WORK TO BE COMPLETED
Quote every line of the material beneath this one.

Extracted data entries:
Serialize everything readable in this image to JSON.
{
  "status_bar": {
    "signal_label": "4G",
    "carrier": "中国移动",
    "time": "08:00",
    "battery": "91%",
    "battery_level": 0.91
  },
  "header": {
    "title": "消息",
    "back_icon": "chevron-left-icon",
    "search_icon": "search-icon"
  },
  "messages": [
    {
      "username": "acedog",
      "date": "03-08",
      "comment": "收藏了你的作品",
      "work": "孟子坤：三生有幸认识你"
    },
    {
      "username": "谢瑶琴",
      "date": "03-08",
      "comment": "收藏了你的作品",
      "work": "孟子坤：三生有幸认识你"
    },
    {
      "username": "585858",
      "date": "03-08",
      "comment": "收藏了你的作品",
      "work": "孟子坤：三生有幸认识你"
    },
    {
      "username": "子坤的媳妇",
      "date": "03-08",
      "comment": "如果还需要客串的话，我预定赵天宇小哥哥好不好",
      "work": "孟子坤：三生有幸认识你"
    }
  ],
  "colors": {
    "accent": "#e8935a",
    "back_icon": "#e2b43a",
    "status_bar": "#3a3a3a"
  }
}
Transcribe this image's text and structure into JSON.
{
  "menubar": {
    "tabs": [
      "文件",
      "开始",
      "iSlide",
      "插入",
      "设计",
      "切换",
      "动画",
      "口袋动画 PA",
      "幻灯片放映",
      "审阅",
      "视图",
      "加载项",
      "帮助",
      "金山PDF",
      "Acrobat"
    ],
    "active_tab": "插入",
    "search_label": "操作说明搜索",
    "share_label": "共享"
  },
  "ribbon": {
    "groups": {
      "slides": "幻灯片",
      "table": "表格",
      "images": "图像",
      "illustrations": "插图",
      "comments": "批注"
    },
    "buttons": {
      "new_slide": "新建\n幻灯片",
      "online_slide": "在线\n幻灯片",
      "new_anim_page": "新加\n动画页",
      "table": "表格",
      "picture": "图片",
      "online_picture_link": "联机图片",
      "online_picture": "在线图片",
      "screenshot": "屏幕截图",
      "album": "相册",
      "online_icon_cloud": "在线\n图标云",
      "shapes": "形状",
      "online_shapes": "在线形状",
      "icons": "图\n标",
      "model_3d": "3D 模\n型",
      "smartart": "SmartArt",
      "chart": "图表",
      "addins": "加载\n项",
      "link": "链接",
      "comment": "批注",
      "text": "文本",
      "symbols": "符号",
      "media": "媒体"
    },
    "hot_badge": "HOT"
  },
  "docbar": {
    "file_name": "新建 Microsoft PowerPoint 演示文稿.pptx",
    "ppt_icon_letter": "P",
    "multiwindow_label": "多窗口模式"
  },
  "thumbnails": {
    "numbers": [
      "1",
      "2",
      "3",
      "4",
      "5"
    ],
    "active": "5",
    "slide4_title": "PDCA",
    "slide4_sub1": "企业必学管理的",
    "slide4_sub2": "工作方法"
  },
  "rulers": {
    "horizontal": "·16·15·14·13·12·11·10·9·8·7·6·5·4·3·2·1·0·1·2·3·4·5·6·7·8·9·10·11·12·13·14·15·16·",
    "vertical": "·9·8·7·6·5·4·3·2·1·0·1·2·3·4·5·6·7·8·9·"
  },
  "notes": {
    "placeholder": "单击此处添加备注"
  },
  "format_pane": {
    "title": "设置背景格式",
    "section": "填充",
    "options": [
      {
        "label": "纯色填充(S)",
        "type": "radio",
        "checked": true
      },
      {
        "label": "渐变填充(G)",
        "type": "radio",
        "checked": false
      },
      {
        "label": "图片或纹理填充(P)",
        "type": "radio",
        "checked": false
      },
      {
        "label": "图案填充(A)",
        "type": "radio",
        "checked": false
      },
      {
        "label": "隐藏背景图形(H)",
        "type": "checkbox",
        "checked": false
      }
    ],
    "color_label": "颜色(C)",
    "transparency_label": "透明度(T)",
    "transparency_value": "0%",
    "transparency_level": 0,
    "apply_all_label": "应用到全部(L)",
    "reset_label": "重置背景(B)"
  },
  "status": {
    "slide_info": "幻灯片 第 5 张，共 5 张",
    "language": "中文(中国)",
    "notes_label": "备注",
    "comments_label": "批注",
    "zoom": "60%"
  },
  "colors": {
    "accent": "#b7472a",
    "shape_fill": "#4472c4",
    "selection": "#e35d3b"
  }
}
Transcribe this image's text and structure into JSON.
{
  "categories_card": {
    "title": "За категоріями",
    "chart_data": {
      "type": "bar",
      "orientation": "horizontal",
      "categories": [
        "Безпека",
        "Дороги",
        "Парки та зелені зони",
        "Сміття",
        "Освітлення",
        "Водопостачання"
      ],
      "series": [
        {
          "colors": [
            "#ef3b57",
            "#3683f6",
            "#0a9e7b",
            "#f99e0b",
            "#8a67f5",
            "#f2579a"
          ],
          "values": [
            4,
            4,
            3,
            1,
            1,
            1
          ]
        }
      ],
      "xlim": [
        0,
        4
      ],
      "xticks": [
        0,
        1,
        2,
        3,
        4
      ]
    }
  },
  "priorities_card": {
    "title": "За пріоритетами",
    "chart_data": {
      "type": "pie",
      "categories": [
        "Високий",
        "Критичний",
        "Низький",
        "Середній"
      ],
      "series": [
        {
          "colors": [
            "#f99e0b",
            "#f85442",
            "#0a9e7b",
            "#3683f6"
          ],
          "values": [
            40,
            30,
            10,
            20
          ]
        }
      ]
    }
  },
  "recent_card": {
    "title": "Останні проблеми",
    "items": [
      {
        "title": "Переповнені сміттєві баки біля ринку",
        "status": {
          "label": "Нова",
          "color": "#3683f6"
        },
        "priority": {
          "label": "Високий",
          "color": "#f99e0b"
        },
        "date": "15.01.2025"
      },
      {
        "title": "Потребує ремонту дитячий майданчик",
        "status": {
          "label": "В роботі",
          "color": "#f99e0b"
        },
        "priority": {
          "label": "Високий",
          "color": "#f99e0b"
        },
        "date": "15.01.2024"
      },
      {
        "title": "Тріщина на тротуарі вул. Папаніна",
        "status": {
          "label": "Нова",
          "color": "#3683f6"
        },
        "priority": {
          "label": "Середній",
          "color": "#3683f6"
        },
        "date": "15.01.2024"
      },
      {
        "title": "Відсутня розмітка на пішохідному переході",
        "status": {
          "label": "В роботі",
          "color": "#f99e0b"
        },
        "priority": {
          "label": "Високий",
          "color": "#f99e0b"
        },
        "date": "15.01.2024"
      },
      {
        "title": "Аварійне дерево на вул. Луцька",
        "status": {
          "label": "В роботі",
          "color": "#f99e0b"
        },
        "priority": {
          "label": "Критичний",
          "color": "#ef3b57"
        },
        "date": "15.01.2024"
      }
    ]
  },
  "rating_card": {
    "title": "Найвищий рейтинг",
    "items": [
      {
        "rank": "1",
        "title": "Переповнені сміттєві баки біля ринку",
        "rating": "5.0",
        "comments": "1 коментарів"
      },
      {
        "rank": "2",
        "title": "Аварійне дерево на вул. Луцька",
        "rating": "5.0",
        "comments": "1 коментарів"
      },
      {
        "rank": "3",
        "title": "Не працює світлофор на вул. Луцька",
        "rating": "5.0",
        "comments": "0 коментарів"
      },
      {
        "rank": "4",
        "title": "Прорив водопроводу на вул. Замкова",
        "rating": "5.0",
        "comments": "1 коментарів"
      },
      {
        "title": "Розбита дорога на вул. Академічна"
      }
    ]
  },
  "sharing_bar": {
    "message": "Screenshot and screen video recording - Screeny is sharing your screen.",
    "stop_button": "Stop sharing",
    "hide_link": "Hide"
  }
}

EXERCISE OUTPUT
Serialize everything readable in this image to JSON.
{
  "status_bar": {
    "signal_label": "4G",
    "carrier": "中国移动",
    "time": "08:00",
    "battery": "91%",
    "battery_level": 0.91
  },
  "header": {
    "title": "消息",
    "back_icon": "chevron-left-icon",
    "search_icon": "search-icon"
  },
  "messages": [
    {
      "username": "acedog",
      "date": "03-08",
      "comment": "收藏了你的作品",
      "work": "孟子坤：三生有幸认识你"
    },
    {
      "username": "谢瑶琴",
      "date": "03-08",
      "comment": "收藏了你的作品",
      "work": "孟子坤：三生有幸认识你"
    },
    {
      "username": "585858",
      "date": "03-08",
      "comment": "收藏了你的作品",
      "work": "孟子坤：三生有幸认识你"
    },
    {
      "username": "子坤的媳妇",
      "date": "03-08",
      "comment": "如果还需要客串的话，我预定赵天宇小哥哥好不好",
      "work": "孟子坤：三生有幸认识你"
    }
  ],
  "colors": {
    "accent": "#e8935a",
    "back_icon": "#e2b43a",
    "status_bar": "#3a3a3a"
  }
}
Transcribe this image's text and structure into JSON.
{
  "menubar": {
    "tabs": [
      "文件",
      "开始",
      "iSlide",
      "插入",
      "设计",
      "切换",
      "动画",
      "口袋动画 PA",
      "幻灯片放映",
      "审阅",
      "视图",
      "加载项",
      "帮助",
      "金山PDF",
      "Acrobat"
    ],
    "active_tab": "插入",
    "search_label": "操作说明搜索",
    "share_label": "共享"
  },
  "ribbon": {
    "groups": {
      "slides": "幻灯片",
      "table": "表格",
      "images": "图像",
      "illustrations": "插图",
      "comments": "批注"
    },
    "buttons": {
      "new_slide": "新建\n幻灯片",
      "online_slide": "在线\n幻灯片",
      "new_anim_page": "新加\n动画页",
      "table": "表格",
      "picture": "图片",
      "online_picture_link": "联机图片",
      "online_picture": "在线图片",
      "screenshot": "屏幕截图",
      "album": "相册",
      "online_icon_cloud": "在线\n图标云",
      "shapes": "形状",
      "online_shapes": "在线形状",
      "icons": "图\n标",
      "model_3d": "3D 模\n型",
      "smartart": "SmartArt",
      "chart": "图表",
      "addins": "加载\n项",
      "link": "链接",
      "comment": "批注",
      "text": "文本",
      "symbols": "符号",
      "media": "媒体"
    },
    "hot_badge": "HOT"
  },
  "docbar": {
    "file_name": "新建 Microsoft PowerPoint 演示文稿.pptx",
    "ppt_icon_letter": "P",
    "multiwindow_label": "多窗口模式"
  },
  "thumbnails": {
    "numbers": [
      "1",
      "2",
      "3",
      "4",
      "5"
    ],
    "active": "5",
    "slide4_title": "PDCA",
    "slide4_sub1": "企业必学管理的",
    "slide4_sub2": "工作方法"
  },
  "rulers": {
    "horizontal": "·16·15·14·13·12·11·10·9·8·7·6·5·4·3·2·1·0·1·2·3·4·5·6·7·8·9·10·11·12·13·14·15·16·",
    "vertical": "·9·8·7·6·5·4·3·2·1·0·1·2·3·4·5·6·7·8·9·"
  },
  "notes": {
    "placeholder": "单击此处添加备注"
  },
  "format_pane": {
    "title": "设置背景格式",
    "section": "填充",
    "options": [
      {
        "label": "纯色填充(S)",
        "type": "radio",
        "checked": true
      },
      {
        "label": "渐变填充(G)",
        "type": "radio",
        "checked": false
      },
      {
        "label": "图片或纹理填充(P)",
        "type": "radio",
        "checked": false
      },
      {
        "label": "图案填充(A)",
        "type": "radio",
        "checked": false
      },
      {
        "label": "隐藏背景图形(H)",
        "type": "checkbox",
        "checked": false
      }
    ],
    "color_label": "颜色(C)",
    "transparency_label": "透明度(T)",
    "transparency_value": "0%",
    "transparency_level": 0,
    "apply_all_label": "应用到全部(L)",
    "reset_label": "重置背景(B)"
  },
  "status": {
    "slide_info": "幻灯片 第 5 张，共 5 张",
    "language": "中文(中国)",
    "notes_label": "备注",
    "comments_label": "批注",
    "zoom": "60%"
  },
  "colors": {
    "accent": "#b7472a",
    "shape_fill": "#4472c4",
    "selection": "#e35d3b"
  }
}
Transcribe this image's text and structure into JSON.
{
  "categories_card": {
    "title": "За категоріями",
    "chart_data": {
      "type": "bar",
      "orientation": "horizontal",
      "categories": [
        "Безпека",
        "Дороги",
        "Парки та зелені зони",
        "Сміття",
        "Освітлення",
        "Водопостачання"
      ],
      "series": [
        {
          "colors": [
            "#ef3b57",
            "#3683f6",
            "#0a9e7b",
            "#f99e0b",
            "#8a67f5",
            "#f2579a"
          ],
          "values": [
            4,
            4,
            3,
            1,
            1,
            1
          ]
        }
      ],
      "xlim": [
        0,
        4
      ],
      "xticks": [
        0,
        1,
        2,
        3,
        4
      ]
    }
  },
  "priorities_card": {
    "title": "За пріоритетами",
    "chart_data": {
      "type": "pie",
      "categories": [
        "Високий",
        "Критичний",
        "Низький",
        "Середній"
      ],
      "series": [
        {
          "colors": [
            "#f99e0b",
            "#f85442",
            "#0a9e7b",
            "#3683f6"
          ],
          "values": [
            40,
            30,
            10,
            20
          ]
        }
      ]
    }
  },
  "recent_card": {
    "title": "Останні проблеми",
    "items": [
      {
        "title": "Переповнені сміттєві баки біля ринку",
        "status": {
          "label": "Нова",
          "color": "#3683f6"
        },
        "priority": {
          "label": "Високий",
          "color": "#f99e0b"
        },
        "date": "15.01.2025"
      },
      {
        "title": "Потребує ремонту дитячий майданчик",
        "status": {
          "label": "В роботі",
          "color": "#f99e0b"
        },
        "priority": {
          "label": "Високий",
          "color": "#f99e0b"
        },
        "date": "15.01.2024"
      },
      {
        "title": "Тріщина на тротуарі вул. Папаніна",
        "status": {
          "label": "Нова",
          "color": "#3683f6"
        },
        "priority": {
          "label": "Середній",
          "color": "#3683f6"
        },
        "date": "15.01.2024"
      },
      {
        "title": "Відсутня розмітка на пішохідному переході",
        "status": {
          "label": "В роботі",
          "color": "#f99e0b"
        },
        "priority": {
          "label": "Високий",
          "color": "#f99e0b"
        },
        "date": "15.01.2024"
      },
      {
        "title": "Аварійне дерево на вул. Луцька",
        "status": {
          "label": "В роботі",
          "color": "#f99e0b"
        },
        "priority": {
          "label": "Критичний",
          "color": "#ef3b57"
        },
        "date": "15.01.2024"
      }
    ]
  },
  "rating_card": {
    "title": "Найвищий рейтинг",
    "items": [
      {
        "rank": "1",
        "title": "Переповнені сміттєві баки біля ринку",
        "rating": "5.0",
        "comments": "1 коментарів"
      },
      {
        "rank": "2",
        "title": "Аварійне дерево на вул. Луцька",
        "rating": "5.0",
        "comments": "1 коментарів"
      },
      {
        "rank": "3",
        "title": "Не працює світлофор на вул. Луцька",
        "rating": "5.0",
        "comments": "0 коментарів"
      },
      {
        "rank": "4",
        "title": "Прорив водопроводу на вул. Замкова",
        "rating": "5.0",
        "comments": "1 коментарів"
      },
      {
        "title": "Розбита дорога на вул. Академічна"
      }
    ]
  },
  "sharing_bar": {
    "message": "Screenshot and screen video recording - Screeny is sharing your screen.",
    "stop_button": "Stop sharing",
    "hide_link": "Hide"
  }
}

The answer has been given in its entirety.